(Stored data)
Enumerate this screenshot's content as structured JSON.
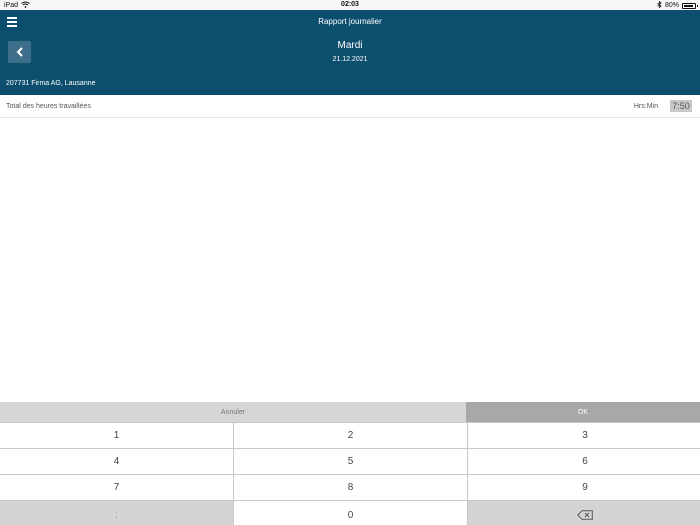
{
  "status_bar": {
    "device": "iPad",
    "time": "02:03",
    "battery": "80%"
  },
  "header": {
    "title": "Rapport journalier",
    "day": "Mardi",
    "date": "21.12.2021",
    "company": "207731 Firma AG, Lausanne"
  },
  "total": {
    "label": "Total des heures travaillées",
    "unit": "Hrs:Min",
    "value": "7:50"
  },
  "keyboard": {
    "cancel_label": "Annuler",
    "ok_label": "OK",
    "keys": [
      "1",
      "2",
      "3",
      "4",
      "5",
      "6",
      "7",
      "8",
      "9",
      ":",
      "0"
    ]
  },
  "icons": {
    "menu": "hamburger-menu-icon",
    "back": "chevron-left-icon",
    "wifi": "wifi-icon",
    "bluetooth": "bluetooth-icon",
    "battery": "battery-icon",
    "backspace": "backspace-icon"
  },
  "colors": {
    "header_bg": "#0c4e6e",
    "back_button": "#3d6f8a",
    "ok_button": "#a8a8a8",
    "cancel_button": "#d6d6d6"
  }
}
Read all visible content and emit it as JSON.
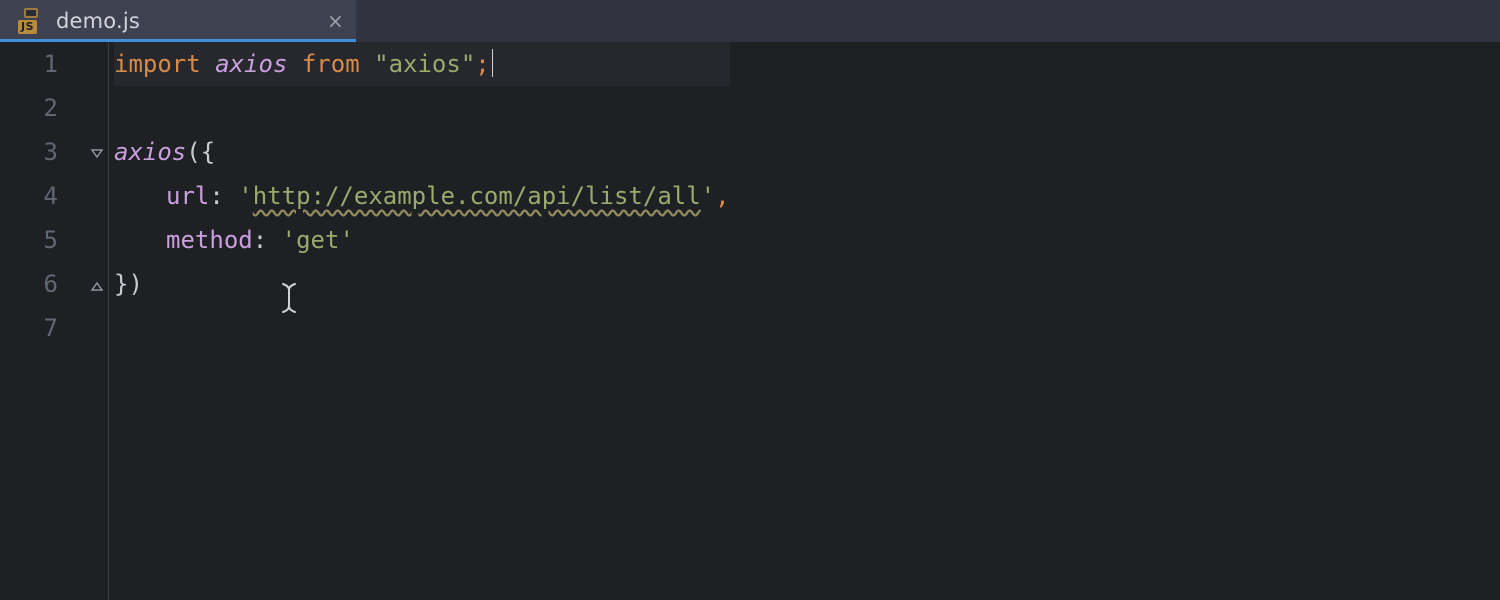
{
  "tab": {
    "filename": "demo.js",
    "icon_label": "JS",
    "close_glyph": "×"
  },
  "gutter": {
    "lines": [
      "1",
      "2",
      "3",
      "4",
      "5",
      "6",
      "7"
    ]
  },
  "code": {
    "l1": {
      "kw_import": "import ",
      "ident": "axios",
      "kw_from": " from ",
      "q1": "\"",
      "mod": "axios",
      "q2": "\"",
      "semi": ";"
    },
    "l3": {
      "ident": "axios",
      "open": "({"
    },
    "l4": {
      "prop": "url",
      "colon": ": ",
      "q1": "'",
      "url": "http://example.com/api/list/all",
      "q2": "'",
      "comma": ","
    },
    "l5": {
      "prop": "method",
      "colon": ": ",
      "q1": "'",
      "val": "get",
      "q2": "'"
    },
    "l6": {
      "close": "})"
    }
  },
  "colors": {
    "bg": "#1e2024",
    "tabbar": "#313440",
    "tab_active": "#3e4250",
    "accent": "#3f8fd9",
    "keyword": "#d78b49",
    "identifier": "#c9a0dd",
    "string": "#99aa6c",
    "gutter": "#616772"
  }
}
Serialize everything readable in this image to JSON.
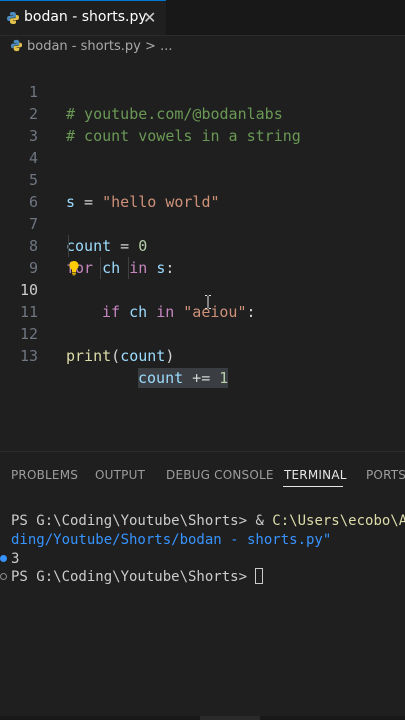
{
  "tab": {
    "label": "bodan - shorts.py",
    "close": "✕"
  },
  "breadcrumb": {
    "file": "bodan - shorts.py",
    "sep": " > ",
    "rest": "..."
  },
  "editor": {
    "active_line": 10,
    "line_numbers": [
      "1",
      "2",
      "3",
      "4",
      "5",
      "6",
      "7",
      "8",
      "9",
      "10",
      "11",
      "12",
      "13"
    ],
    "line1": "# youtube.com/@bodanlabs",
    "line2": "# count vowels in a string",
    "line5": {
      "var": "s",
      "op": " = ",
      "str": "\"hello world\""
    },
    "line7": {
      "var": "count",
      "op": " = ",
      "num": "0"
    },
    "line8": {
      "kw1": "for",
      "var1": "ch",
      "kw2": "in",
      "var2": "s",
      "colon": ":"
    },
    "line9": {
      "kw1": "if",
      "var1": "ch",
      "kw2": "in",
      "str": "\"aeiou\"",
      "colon": ":"
    },
    "line10": {
      "var": "count",
      "op": " += ",
      "num": "1"
    },
    "line12": {
      "fn": "print",
      "open": "(",
      "var": "count",
      "close": ")"
    }
  },
  "panel": {
    "tabs": [
      "PROBLEMS",
      "OUTPUT",
      "DEBUG CONSOLE",
      "TERMINAL",
      "PORTS"
    ],
    "active_tab": "TERMINAL"
  },
  "terminal": {
    "prompt1": "PS G:\\Coding\\Youtube\\Shorts> ",
    "amp": "& ",
    "cmd_path": "C:\\Users\\ecobo\\Ap",
    "cont": "ding/Youtube/Shorts/bodan - shorts.py\"",
    "output": "3",
    "prompt2": "PS G:\\Coding\\Youtube\\Shorts> "
  },
  "colors": {
    "accent": "#0078d4",
    "comment": "#6a9955",
    "keyword": "#c586c0",
    "variable": "#9cdcfe",
    "string": "#ce9178",
    "number": "#b5cea8",
    "function": "#dcdcaa"
  }
}
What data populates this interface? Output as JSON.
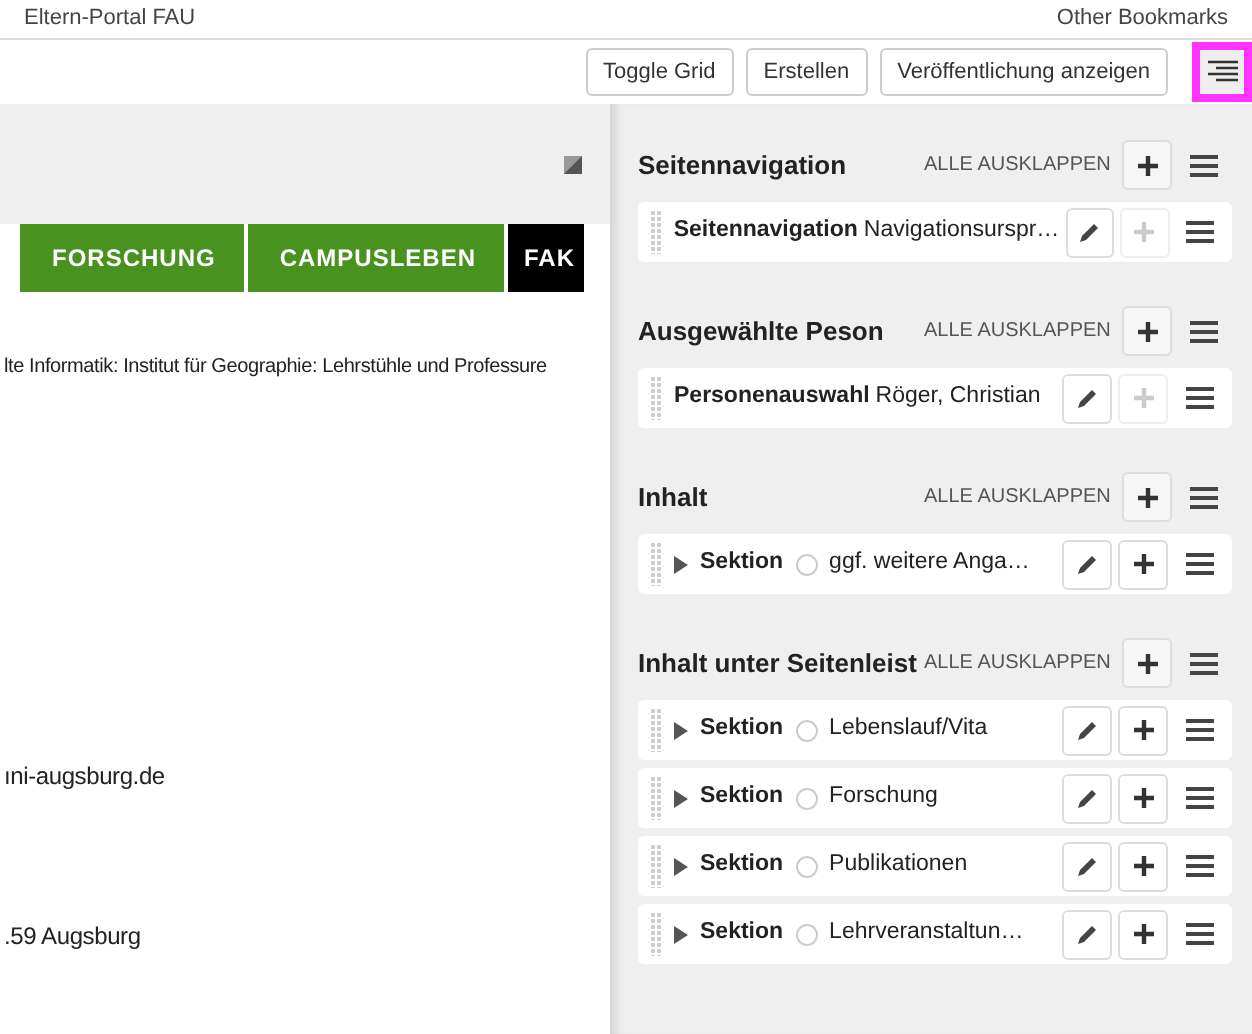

Aim of the task ::
Generate a word-for-word copy of the preceding records, excluding all pictures.

Solution for this problem ::
Enumerate this screenshot's content as structured JSON.
{
  "status_bar": {
    "device": "iPad",
    "time": "02:03",
    "battery": "80%"
  },
  "header": {
    "title": "Rapport journalier",
    "day": "Mardi",
    "date": "21.12.2021",
    "company": "207731 Firma AG, Lausanne"
  },
  "total": {
    "label": "Total des heures travaillées",
    "unit": "Hrs:Min",
    "value": "7:50"
  },
  "keyboard": {
    "cancel_label": "Annuler",
    "ok_label": "OK",
    "keys": [
      "1",
      "2",
      "3",
      "4",
      "5",
      "6",
      "7",
      "8",
      "9",
      ":",
      "0"
    ]
  },
  "icons": {
    "menu": "hamburger-menu-icon",
    "back": "chevron-left-icon",
    "wifi": "wifi-icon",
    "bluetooth": "bluetooth-icon",
    "battery": "battery-icon",
    "backspace": "backspace-icon"
  },
  "colors": {
    "header_bg": "#0c4e6e",
    "back_button": "#3d6f8a",
    "ok_button": "#a8a8a8",
    "cancel_button": "#d6d6d6"
  }
}
Read all visible content and emit it as JSON.
{
  "tab": {
    "filename": "demo.js",
    "icon_label": "JS",
    "close_glyph": "×"
  },
  "gutter": {
    "lines": [
      "1",
      "2",
      "3",
      "4",
      "5",
      "6",
      "7"
    ]
  },
  "code": {
    "l1": {
      "kw_import": "import ",
      "ident": "axios",
      "kw_from": " from ",
      "q1": "\"",
      "mod": "axios",
      "q2": "\"",
      "semi": ";"
    },
    "l3": {
      "ident": "axios",
      "open": "({"
    },
    "l4": {
      "prop": "url",
      "colon": ": ",
      "q1": "'",
      "url": "http://example.com/api/list/all",
      "q2": "'",
      "comma": ","
    },
    "l5": {
      "prop": "method",
      "colon": ": ",
      "q1": "'",
      "val": "get",
      "q2": "'"
    },
    "l6": {
      "close": "})"
    }
  },
  "colors": {
    "bg": "#1e2024",
    "tabbar": "#313440",
    "tab_active": "#3e4250",
    "accent": "#3f8fd9",
    "keyword": "#d78b49",
    "identifier": "#c9a0dd",
    "string": "#99aa6c",
    "gutter": "#616772"
  }
}
Serialize everything readable in this image to JSON.
{
  "tab": {
    "label": "bodan - shorts.py",
    "close": "✕"
  },
  "breadcrumb": {
    "file": "bodan - shorts.py",
    "sep": " > ",
    "rest": "..."
  },
  "editor": {
    "active_line": 10,
    "line_numbers": [
      "1",
      "2",
      "3",
      "4",
      "5",
      "6",
      "7",
      "8",
      "9",
      "10",
      "11",
      "12",
      "13"
    ],
    "line1": "# youtube.com/@bodanlabs",
    "line2": "# count vowels in a string",
    "line5": {
      "var": "s",
      "op": " = ",
      "str": "\"hello world\""
    },
    "line7": {
      "var": "count",
      "op": " = ",
      "num": "0"
    },
    "line8": {
      "kw1": "for",
      "var1": "ch",
      "kw2": "in",
      "var2": "s",
      "colon": ":"
    },
    "line9": {
      "kw1": "if",
      "var1": "ch",
      "kw2": "in",
      "str": "\"aeiou\"",
      "colon": ":"
    },
    "line10": {
      "var": "count",
      "op": " += ",
      "num": "1"
    },
    "line12": {
      "fn": "print",
      "open": "(",
      "var": "count",
      "close": ")"
    }
  },
  "panel": {
    "tabs": [
      "PROBLEMS",
      "OUTPUT",
      "DEBUG CONSOLE",
      "TERMINAL",
      "PORTS"
    ],
    "active_tab": "TERMINAL"
  },
  "terminal": {
    "prompt1": "PS G:\\Coding\\Youtube\\Shorts> ",
    "amp": "& ",
    "cmd_path": "C:\\Users\\ecobo\\Ap",
    "cont": "ding/Youtube/Shorts/bodan - shorts.py\"",
    "output": "3",
    "prompt2": "PS G:\\Coding\\Youtube\\Shorts> "
  },
  "colors": {
    "accent": "#0078d4",
    "comment": "#6a9955",
    "keyword": "#c586c0",
    "variable": "#9cdcfe",
    "string": "#ce9178",
    "number": "#b5cea8",
    "function": "#dcdcaa"
  }
}
What data populates this interface? Output as JSON.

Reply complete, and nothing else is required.